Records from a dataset
_ _ _ _ _
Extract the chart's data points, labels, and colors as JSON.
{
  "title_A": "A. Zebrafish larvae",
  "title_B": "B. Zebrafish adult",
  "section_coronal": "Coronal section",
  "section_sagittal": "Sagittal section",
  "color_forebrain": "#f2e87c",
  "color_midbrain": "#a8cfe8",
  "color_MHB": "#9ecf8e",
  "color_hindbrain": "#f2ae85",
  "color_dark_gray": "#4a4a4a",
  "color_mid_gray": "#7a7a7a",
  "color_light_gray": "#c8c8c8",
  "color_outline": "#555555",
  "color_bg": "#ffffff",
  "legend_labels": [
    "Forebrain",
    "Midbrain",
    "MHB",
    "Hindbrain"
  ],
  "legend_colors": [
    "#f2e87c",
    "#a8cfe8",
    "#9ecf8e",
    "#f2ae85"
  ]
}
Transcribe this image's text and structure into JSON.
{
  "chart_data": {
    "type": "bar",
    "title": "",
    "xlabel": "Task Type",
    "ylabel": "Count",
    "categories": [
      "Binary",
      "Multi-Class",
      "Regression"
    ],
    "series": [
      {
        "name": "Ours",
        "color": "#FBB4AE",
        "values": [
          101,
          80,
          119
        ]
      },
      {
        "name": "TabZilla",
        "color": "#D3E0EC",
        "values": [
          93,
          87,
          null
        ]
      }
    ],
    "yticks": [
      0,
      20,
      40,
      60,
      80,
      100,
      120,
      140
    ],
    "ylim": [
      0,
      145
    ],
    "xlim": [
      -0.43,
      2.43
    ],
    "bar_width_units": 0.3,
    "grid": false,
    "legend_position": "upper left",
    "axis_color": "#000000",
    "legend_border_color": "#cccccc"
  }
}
_ _ _ _ _
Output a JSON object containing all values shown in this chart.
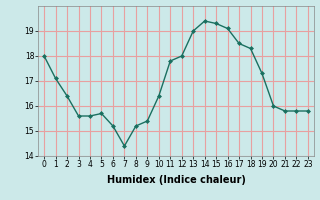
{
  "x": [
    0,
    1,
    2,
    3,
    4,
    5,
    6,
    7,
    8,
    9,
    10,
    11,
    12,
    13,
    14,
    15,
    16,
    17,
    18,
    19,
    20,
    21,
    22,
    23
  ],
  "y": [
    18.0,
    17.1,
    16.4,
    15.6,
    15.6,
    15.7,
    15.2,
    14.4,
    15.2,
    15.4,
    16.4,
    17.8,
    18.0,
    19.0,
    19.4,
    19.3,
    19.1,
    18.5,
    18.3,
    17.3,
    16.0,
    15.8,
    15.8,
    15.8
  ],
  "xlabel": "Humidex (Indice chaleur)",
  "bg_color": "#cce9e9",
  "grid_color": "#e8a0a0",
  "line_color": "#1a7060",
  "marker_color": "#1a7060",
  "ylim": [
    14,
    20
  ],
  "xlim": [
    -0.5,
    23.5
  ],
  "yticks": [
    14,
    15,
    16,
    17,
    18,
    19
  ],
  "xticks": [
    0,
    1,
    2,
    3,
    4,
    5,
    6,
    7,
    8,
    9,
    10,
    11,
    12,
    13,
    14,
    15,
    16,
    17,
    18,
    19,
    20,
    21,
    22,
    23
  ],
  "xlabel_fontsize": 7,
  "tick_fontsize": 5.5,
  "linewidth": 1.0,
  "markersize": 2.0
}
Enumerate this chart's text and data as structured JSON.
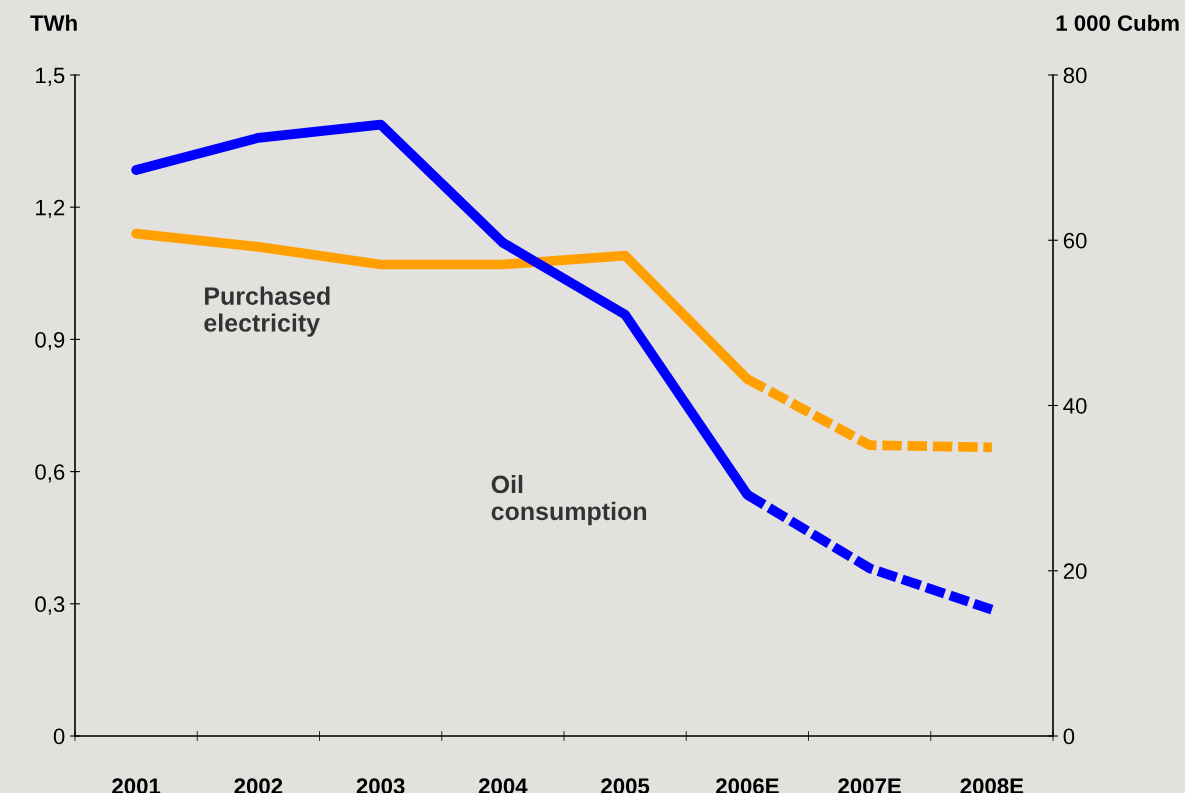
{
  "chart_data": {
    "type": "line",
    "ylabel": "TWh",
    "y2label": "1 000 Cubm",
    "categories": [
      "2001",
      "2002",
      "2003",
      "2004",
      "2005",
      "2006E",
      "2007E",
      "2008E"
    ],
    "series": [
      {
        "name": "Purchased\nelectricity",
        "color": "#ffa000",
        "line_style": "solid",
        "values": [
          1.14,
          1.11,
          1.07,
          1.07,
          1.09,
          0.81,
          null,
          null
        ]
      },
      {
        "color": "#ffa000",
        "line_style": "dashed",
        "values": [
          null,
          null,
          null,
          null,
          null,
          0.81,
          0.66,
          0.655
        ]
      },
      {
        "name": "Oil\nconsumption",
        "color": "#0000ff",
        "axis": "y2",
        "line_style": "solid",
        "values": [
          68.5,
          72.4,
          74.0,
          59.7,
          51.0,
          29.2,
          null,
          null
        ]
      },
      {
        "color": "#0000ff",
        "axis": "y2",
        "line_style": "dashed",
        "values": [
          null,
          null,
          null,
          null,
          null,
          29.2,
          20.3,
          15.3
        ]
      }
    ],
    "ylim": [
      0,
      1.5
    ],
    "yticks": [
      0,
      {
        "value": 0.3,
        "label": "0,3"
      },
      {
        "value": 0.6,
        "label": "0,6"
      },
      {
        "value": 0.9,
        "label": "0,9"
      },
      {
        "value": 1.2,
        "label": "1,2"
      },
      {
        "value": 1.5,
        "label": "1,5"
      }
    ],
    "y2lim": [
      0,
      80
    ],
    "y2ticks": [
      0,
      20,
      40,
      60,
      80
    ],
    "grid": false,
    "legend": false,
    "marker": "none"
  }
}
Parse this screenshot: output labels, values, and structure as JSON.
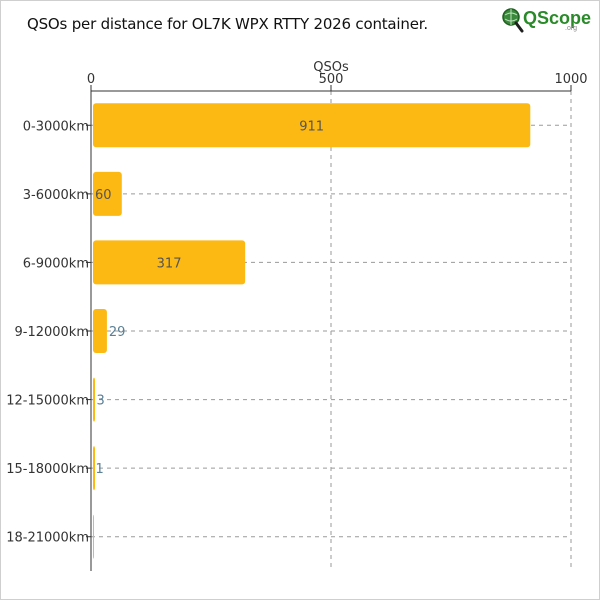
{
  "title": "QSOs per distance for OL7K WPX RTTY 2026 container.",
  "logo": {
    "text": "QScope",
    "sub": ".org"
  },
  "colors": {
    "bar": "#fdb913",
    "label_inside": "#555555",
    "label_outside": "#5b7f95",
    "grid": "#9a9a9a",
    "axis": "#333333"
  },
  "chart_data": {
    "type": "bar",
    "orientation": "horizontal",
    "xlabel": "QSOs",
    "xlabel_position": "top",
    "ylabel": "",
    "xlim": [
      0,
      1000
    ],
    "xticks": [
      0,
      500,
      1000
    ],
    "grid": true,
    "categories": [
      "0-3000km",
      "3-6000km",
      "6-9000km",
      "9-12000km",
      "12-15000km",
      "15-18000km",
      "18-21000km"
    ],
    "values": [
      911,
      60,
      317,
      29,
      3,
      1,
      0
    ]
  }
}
_ _ _ _ _
SHORT TASK
Each line that has the word "name" should be copied.

IN RESPONSE
        "name": "Ours",
        "name": "TabZilla",
        "name": "Purchased\nelectricity",
        "name": "Oil\nconsumption",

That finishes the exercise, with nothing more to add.